### Written problem
Using the listing beneath this task, count the lines with the word "Predicted" and write only the result.

### Data entries
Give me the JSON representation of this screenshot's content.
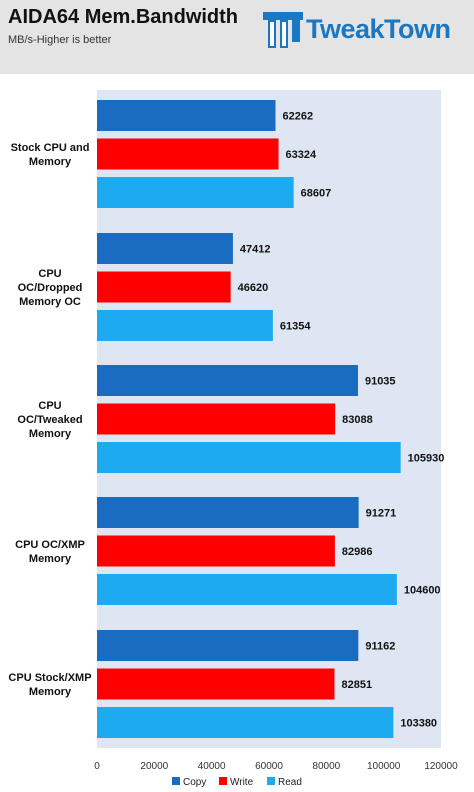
{
  "header": {
    "title": "AIDA64 Mem.Bandwidth",
    "subtitle": "MB/s-Higher is better",
    "logo_text": "TweakTown"
  },
  "colors": {
    "copy": "#1a6cc0",
    "write": "#ff0000",
    "read": "#1eaaee",
    "plot_bg": "#dde6f2"
  },
  "chart_data": {
    "type": "bar",
    "orientation": "horizontal",
    "categories": [
      [
        "Stock CPU and",
        "Memory"
      ],
      [
        "CPU",
        "OC/Dropped",
        "Memory OC"
      ],
      [
        "CPU",
        "OC/Tweaked",
        "Memory"
      ],
      [
        "CPU OC/XMP",
        "Memory"
      ],
      [
        "CPU Stock/XMP",
        "Memory"
      ]
    ],
    "series": [
      {
        "name": "Copy",
        "values": [
          62262,
          47412,
          91035,
          91271,
          91162
        ]
      },
      {
        "name": "Write",
        "values": [
          63324,
          46620,
          83088,
          82986,
          82851
        ]
      },
      {
        "name": "Read",
        "values": [
          68607,
          61354,
          105930,
          104600,
          103380
        ]
      }
    ],
    "xlim": [
      0,
      120000
    ],
    "xticks": [
      "0",
      "20000",
      "40000",
      "60000",
      "80000",
      "100000",
      "120000"
    ],
    "legend_position": "bottom",
    "grid": false
  }
}
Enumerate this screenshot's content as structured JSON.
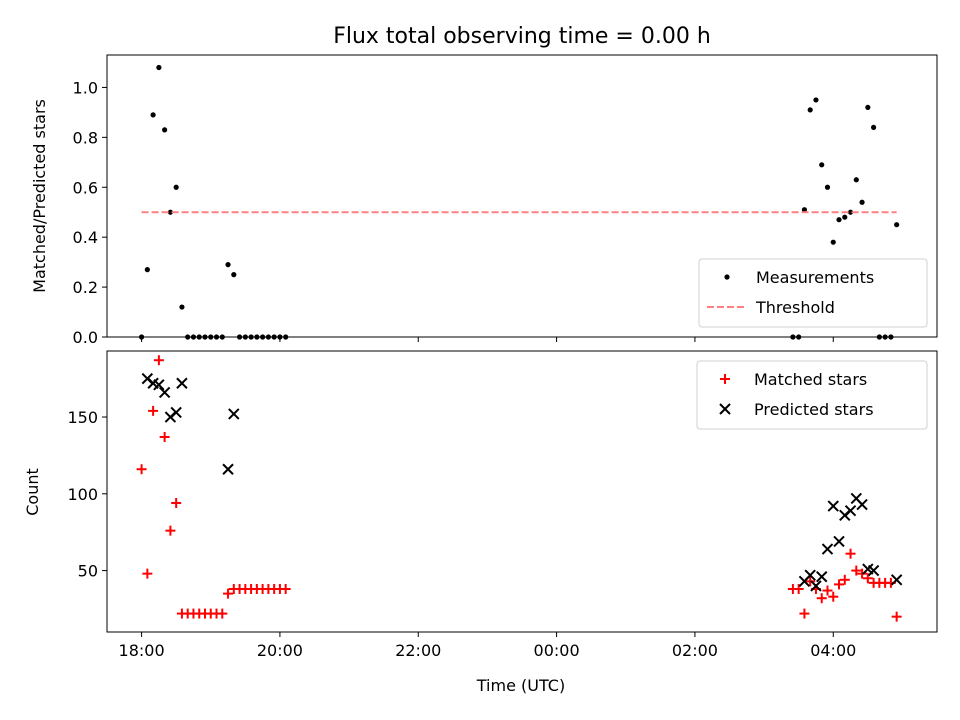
{
  "chart_data": [
    {
      "type": "scatter",
      "title": "Flux total observing time = 0.00 h",
      "ylabel": "Matched/Predicted stars",
      "xlabel": "",
      "xlim_hours": [
        17.5,
        29.5
      ],
      "ylim": [
        0,
        1.13
      ],
      "yticks": [
        "0.0",
        "0.2",
        "0.4",
        "0.6",
        "0.8",
        "1.0"
      ],
      "ytick_values": [
        0,
        0.2,
        0.4,
        0.6,
        0.8,
        1.0
      ],
      "legend_position": "lower-right",
      "series": [
        {
          "name": "Measurements",
          "marker": "dot",
          "color": "#000000",
          "x": [
            "18:00",
            "18:05",
            "18:10",
            "18:15",
            "18:20",
            "18:25",
            "18:30",
            "18:35",
            "18:40",
            "18:45",
            "18:50",
            "18:55",
            "19:00",
            "19:05",
            "19:10",
            "19:15",
            "19:20",
            "19:25",
            "19:30",
            "19:35",
            "19:40",
            "19:45",
            "19:50",
            "19:55",
            "20:00",
            "20:05",
            "03:25",
            "03:30",
            "03:35",
            "03:40",
            "03:45",
            "03:50",
            "03:55",
            "04:00",
            "04:05",
            "04:10",
            "04:15",
            "04:20",
            "04:25",
            "04:30",
            "04:35",
            "04:40",
            "04:45",
            "04:50",
            "04:55"
          ],
          "y": [
            0.0,
            0.27,
            0.89,
            1.08,
            0.83,
            0.5,
            0.6,
            0.12,
            0.0,
            0.0,
            0.0,
            0.0,
            0.0,
            0.0,
            0.0,
            0.29,
            0.25,
            0.0,
            0.0,
            0.0,
            0.0,
            0.0,
            0.0,
            0.0,
            0.0,
            0.0,
            0.0,
            0.0,
            0.51,
            0.91,
            0.95,
            0.69,
            0.6,
            0.38,
            0.47,
            0.48,
            0.5,
            0.63,
            0.54,
            0.92,
            0.84,
            0.0,
            0.0,
            0.0,
            0.45
          ]
        },
        {
          "name": "Threshold",
          "style": "dashed",
          "color": "#ff8080",
          "x": [
            "18:00",
            "04:55"
          ],
          "y": [
            0.5,
            0.5
          ]
        }
      ]
    },
    {
      "type": "scatter",
      "title": "",
      "ylabel": "Count",
      "xlabel": "Time (UTC)",
      "xlim_hours": [
        17.5,
        29.5
      ],
      "ylim": [
        10,
        193
      ],
      "yticks": [
        "50",
        "100",
        "150"
      ],
      "ytick_values": [
        50,
        100,
        150
      ],
      "xticks": [
        "18:00",
        "20:00",
        "22:00",
        "00:00",
        "02:00",
        "04:00"
      ],
      "xtick_hours": [
        18,
        20,
        22,
        24,
        26,
        28
      ],
      "legend_position": "upper-right",
      "series": [
        {
          "name": "Matched stars",
          "marker": "plus",
          "color": "#ff0000",
          "x": [
            "18:00",
            "18:05",
            "18:10",
            "18:15",
            "18:20",
            "18:25",
            "18:30",
            "18:35",
            "18:40",
            "18:45",
            "18:50",
            "18:55",
            "19:00",
            "19:05",
            "19:10",
            "19:15",
            "19:20",
            "19:25",
            "19:30",
            "19:35",
            "19:40",
            "19:45",
            "19:50",
            "19:55",
            "20:00",
            "20:05",
            "03:25",
            "03:30",
            "03:35",
            "03:40",
            "03:45",
            "03:50",
            "03:55",
            "04:00",
            "04:05",
            "04:10",
            "04:15",
            "04:20",
            "04:25",
            "04:30",
            "04:35",
            "04:40",
            "04:45",
            "04:50",
            "04:55"
          ],
          "y": [
            116,
            48,
            154,
            187,
            137,
            76,
            94,
            22,
            22,
            22,
            22,
            22,
            22,
            22,
            22,
            35,
            38,
            38,
            38,
            38,
            38,
            38,
            38,
            38,
            38,
            38,
            38,
            38,
            22,
            43,
            38,
            32,
            37,
            33,
            41,
            44,
            61,
            50,
            48,
            45,
            42,
            42,
            42,
            42,
            20
          ]
        },
        {
          "name": "Predicted stars",
          "marker": "cross",
          "color": "#000000",
          "x": [
            "18:05",
            "18:10",
            "18:15",
            "18:20",
            "18:25",
            "18:30",
            "18:35",
            "19:15",
            "19:20",
            "03:35",
            "03:40",
            "03:45",
            "03:50",
            "03:55",
            "04:00",
            "04:05",
            "04:10",
            "04:15",
            "04:20",
            "04:25",
            "04:30",
            "04:35",
            "04:55"
          ],
          "y": [
            175,
            172,
            171,
            166,
            150,
            153,
            172,
            116,
            152,
            43,
            47,
            40,
            46,
            64,
            92,
            69,
            86,
            89,
            97,
            93,
            51,
            50,
            44
          ]
        }
      ]
    }
  ]
}
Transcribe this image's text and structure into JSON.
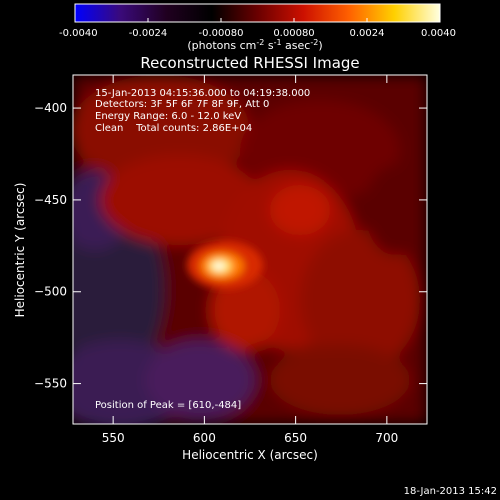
{
  "colorbar": {
    "tick_labels": [
      "-0.0040",
      "-0.0024",
      "-0.00080",
      "0.00080",
      "0.0024",
      "0.0040"
    ],
    "tick_values": [
      -0.004,
      -0.0024,
      -0.0008,
      0.0008,
      0.0024,
      0.004
    ],
    "range": [
      -0.004,
      0.004
    ],
    "unit_main": "(photons cm",
    "unit_sup1": "-2",
    "unit_mid": " s",
    "unit_sup2": "-1",
    "unit_end": " asec",
    "unit_sup3": "-2",
    "unit_close": ")",
    "colors": [
      "#0000ff",
      "#3a0a7a",
      "#200020",
      "#000000",
      "#6a0000",
      "#cc1000",
      "#ff6000",
      "#ffd000",
      "#ffffe0"
    ]
  },
  "chart_data": {
    "type": "heatmap",
    "title": "Reconstructed RHESSI Image",
    "xlabel": "Heliocentric X (arcsec)",
    "ylabel": "Heliocentric Y (arcsec)",
    "xlim": [
      528,
      722
    ],
    "ylim": [
      -572,
      -382
    ],
    "x_ticks": [
      550,
      600,
      650,
      700
    ],
    "y_ticks": [
      -400,
      -450,
      -500,
      -550
    ],
    "x_tick_labels": [
      "550",
      "600",
      "650",
      "700"
    ],
    "y_tick_labels": [
      "−400",
      "−450",
      "−500",
      "−550"
    ],
    "peak": [
      610,
      -484
    ],
    "annotations": {
      "time": "15-Jan-2013 04:15:36.000 to 04:19:38.000",
      "detectors": "Detectors: 3F 5F 6F 7F 8F 9F, Att 0",
      "energy": "Energy Range: 6.0 - 12.0 keV",
      "algo": "Clean    Total counts: 2.86E+04",
      "peak": "Position of Peak = [610,-484]"
    }
  },
  "footer": {
    "date": "18-Jan-2013 15:42"
  }
}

### Task output
2